TO BE DONE – Check each line of the records below and collect those that include the word "this".

RECORDS –
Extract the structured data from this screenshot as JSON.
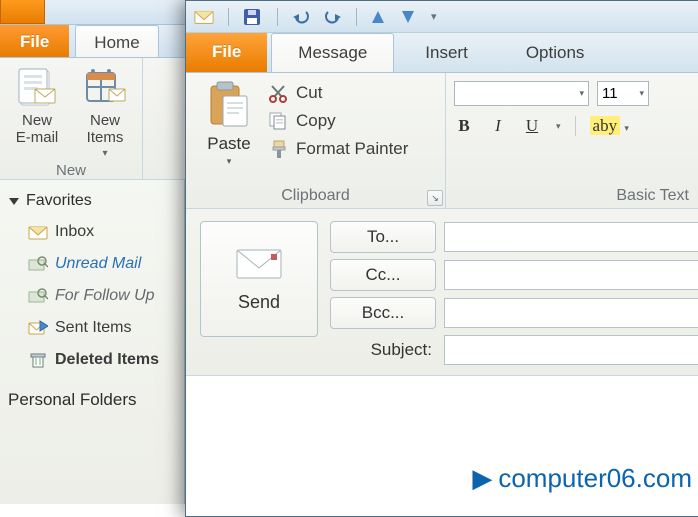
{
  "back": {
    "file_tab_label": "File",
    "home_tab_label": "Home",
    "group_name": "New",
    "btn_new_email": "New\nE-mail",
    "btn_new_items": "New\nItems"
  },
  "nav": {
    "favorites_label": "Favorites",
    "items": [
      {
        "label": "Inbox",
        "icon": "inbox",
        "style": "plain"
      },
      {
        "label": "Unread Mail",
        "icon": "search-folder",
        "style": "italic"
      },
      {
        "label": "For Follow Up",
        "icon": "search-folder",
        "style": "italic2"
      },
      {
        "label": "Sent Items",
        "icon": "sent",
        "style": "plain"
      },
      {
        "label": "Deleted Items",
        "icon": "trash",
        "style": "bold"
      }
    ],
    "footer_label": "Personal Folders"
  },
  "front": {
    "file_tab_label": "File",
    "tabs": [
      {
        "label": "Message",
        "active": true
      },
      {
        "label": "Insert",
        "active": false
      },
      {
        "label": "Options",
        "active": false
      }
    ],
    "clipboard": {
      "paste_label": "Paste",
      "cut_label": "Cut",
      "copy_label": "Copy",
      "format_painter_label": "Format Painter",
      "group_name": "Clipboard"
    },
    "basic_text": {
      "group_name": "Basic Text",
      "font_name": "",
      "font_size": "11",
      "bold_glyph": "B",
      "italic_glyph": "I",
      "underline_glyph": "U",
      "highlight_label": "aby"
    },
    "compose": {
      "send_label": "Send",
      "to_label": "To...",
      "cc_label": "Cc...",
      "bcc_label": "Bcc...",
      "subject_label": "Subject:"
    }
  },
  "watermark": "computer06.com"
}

...

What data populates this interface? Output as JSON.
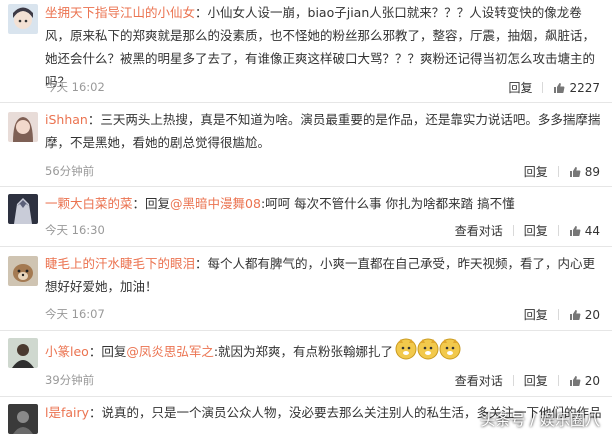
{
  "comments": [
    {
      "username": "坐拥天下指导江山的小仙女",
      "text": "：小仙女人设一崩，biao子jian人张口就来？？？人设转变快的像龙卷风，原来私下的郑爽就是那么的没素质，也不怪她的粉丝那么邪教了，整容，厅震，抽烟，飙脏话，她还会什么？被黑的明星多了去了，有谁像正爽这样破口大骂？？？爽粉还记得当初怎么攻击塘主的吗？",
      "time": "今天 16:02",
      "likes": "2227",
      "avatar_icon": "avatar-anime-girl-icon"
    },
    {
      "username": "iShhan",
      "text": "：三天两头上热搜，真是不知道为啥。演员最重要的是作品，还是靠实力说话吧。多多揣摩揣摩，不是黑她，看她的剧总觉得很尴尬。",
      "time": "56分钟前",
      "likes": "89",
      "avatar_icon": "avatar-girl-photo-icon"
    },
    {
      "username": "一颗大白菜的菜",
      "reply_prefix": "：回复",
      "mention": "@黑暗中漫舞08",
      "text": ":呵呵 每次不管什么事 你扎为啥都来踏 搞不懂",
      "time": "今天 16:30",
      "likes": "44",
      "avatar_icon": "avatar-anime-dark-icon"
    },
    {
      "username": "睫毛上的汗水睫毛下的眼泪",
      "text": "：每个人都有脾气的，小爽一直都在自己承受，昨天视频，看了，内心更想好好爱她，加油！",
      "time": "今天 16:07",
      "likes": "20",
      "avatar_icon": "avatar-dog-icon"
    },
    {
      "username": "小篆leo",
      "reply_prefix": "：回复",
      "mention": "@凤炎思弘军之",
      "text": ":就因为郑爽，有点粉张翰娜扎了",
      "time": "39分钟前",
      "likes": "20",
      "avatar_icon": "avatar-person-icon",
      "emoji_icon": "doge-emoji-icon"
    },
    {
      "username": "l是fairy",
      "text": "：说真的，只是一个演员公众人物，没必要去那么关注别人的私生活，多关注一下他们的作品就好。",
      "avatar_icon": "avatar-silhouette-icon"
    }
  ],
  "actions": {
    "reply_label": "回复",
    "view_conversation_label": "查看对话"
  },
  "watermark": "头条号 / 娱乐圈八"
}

FINISHED TASK –
Extract the structured data from this screenshot as JSON.
What data populates this interface? Output as JSON.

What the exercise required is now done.